WRITTEN PROBLEM:
Report the number of lines that include "руки", with no additional text.

EXTRACTED INFORMATION:
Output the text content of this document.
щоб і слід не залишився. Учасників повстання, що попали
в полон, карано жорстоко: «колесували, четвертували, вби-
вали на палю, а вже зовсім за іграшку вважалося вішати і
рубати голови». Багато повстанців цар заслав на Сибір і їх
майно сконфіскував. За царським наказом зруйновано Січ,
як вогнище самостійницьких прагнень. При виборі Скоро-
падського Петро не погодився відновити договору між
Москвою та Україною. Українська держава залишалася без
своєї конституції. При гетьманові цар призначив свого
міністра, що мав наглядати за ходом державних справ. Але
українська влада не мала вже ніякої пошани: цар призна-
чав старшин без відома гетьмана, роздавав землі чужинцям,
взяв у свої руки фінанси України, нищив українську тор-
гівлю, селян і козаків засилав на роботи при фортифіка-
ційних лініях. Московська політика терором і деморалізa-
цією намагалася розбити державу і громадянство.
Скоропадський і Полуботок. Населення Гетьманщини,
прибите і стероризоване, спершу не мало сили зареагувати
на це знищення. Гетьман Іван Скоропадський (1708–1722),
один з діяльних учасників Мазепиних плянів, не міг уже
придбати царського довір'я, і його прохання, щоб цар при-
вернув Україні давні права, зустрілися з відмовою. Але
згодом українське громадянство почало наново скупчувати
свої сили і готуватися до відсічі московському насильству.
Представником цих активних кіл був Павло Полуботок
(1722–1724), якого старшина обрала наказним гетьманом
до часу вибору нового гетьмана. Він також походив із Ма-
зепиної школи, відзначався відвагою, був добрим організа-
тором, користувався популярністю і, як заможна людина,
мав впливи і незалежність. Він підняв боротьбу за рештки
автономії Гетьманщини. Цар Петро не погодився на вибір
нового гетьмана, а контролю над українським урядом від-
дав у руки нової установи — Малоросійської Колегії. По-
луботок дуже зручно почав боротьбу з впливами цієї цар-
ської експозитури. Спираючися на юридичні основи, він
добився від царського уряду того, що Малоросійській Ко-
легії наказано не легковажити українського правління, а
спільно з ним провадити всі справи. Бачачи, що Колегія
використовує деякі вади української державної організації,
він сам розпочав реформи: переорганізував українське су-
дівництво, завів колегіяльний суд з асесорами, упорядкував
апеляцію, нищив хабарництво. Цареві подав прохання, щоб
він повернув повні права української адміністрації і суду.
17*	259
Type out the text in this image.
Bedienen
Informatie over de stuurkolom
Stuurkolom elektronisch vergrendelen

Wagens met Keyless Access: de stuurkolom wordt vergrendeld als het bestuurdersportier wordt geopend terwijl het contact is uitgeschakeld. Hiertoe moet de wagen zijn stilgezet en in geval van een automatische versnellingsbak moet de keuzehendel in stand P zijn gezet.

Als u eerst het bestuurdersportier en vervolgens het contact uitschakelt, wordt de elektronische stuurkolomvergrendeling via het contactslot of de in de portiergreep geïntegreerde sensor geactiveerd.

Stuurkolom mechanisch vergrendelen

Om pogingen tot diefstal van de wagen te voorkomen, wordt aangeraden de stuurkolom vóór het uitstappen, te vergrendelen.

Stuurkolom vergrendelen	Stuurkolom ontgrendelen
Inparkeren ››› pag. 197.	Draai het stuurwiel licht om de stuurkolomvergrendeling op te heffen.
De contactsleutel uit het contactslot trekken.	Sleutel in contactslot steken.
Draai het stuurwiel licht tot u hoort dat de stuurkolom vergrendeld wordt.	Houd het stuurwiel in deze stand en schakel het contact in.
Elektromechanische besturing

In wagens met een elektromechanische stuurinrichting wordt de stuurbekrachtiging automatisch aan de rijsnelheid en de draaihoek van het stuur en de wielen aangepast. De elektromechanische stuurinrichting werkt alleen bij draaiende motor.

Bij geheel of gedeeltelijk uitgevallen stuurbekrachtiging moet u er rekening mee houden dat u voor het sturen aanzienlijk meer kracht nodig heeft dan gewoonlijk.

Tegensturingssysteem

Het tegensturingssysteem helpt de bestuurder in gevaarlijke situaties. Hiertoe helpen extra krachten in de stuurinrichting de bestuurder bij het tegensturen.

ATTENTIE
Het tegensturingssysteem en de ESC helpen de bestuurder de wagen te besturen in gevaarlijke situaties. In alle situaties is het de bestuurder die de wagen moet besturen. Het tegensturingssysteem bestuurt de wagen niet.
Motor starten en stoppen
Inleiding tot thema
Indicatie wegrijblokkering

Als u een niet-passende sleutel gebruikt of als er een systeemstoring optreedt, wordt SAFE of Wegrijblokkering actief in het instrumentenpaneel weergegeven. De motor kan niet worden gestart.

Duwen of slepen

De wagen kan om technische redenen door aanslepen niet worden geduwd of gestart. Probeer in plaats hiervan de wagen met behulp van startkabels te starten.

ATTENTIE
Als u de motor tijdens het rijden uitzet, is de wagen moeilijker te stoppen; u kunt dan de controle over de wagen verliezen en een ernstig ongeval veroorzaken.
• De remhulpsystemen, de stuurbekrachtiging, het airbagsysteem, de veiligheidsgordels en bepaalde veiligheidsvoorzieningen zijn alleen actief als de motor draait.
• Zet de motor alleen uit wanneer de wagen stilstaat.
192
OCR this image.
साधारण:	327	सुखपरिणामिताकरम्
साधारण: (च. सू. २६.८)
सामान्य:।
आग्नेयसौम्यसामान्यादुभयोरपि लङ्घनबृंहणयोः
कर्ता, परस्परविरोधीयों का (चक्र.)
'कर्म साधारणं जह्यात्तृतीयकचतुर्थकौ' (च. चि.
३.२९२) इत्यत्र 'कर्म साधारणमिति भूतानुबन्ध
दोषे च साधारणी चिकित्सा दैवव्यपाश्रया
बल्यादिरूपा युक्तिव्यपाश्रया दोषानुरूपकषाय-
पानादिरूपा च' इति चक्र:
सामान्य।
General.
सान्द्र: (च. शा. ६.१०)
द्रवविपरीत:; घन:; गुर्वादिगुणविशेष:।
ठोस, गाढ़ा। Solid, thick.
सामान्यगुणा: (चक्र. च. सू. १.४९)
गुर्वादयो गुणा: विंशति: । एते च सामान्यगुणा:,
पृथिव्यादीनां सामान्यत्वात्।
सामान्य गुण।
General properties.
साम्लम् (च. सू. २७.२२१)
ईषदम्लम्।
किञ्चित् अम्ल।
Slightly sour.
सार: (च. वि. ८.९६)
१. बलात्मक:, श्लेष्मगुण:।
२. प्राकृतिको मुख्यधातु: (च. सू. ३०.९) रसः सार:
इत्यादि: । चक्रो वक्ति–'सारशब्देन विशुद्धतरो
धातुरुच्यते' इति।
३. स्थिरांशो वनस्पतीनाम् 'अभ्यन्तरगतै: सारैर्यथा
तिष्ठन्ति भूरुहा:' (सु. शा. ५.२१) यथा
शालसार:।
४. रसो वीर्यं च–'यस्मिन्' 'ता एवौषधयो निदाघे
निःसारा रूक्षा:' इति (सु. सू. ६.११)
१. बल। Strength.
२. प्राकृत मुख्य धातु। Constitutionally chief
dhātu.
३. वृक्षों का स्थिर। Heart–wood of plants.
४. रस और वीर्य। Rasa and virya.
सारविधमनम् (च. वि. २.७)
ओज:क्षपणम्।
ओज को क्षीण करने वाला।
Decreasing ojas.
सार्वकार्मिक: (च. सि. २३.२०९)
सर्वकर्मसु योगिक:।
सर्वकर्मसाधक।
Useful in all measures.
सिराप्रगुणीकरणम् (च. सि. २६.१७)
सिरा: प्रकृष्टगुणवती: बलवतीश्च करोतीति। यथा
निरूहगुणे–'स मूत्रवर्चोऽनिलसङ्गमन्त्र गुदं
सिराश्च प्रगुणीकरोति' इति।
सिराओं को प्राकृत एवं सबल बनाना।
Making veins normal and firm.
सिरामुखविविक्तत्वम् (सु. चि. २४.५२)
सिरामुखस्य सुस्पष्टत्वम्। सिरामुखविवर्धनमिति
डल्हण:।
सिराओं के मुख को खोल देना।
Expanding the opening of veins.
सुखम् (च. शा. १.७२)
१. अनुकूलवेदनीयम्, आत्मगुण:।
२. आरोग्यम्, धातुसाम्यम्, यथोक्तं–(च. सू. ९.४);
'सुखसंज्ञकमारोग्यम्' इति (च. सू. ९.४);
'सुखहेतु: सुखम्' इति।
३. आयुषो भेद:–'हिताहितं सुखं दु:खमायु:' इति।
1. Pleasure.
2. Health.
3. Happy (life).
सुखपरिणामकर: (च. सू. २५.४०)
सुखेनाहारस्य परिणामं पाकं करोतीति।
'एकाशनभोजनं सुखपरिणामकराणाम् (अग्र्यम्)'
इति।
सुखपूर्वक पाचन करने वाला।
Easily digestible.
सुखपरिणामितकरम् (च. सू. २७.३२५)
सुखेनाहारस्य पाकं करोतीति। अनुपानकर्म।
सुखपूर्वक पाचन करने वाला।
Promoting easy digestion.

RESPONSE TO THIS TASK:
2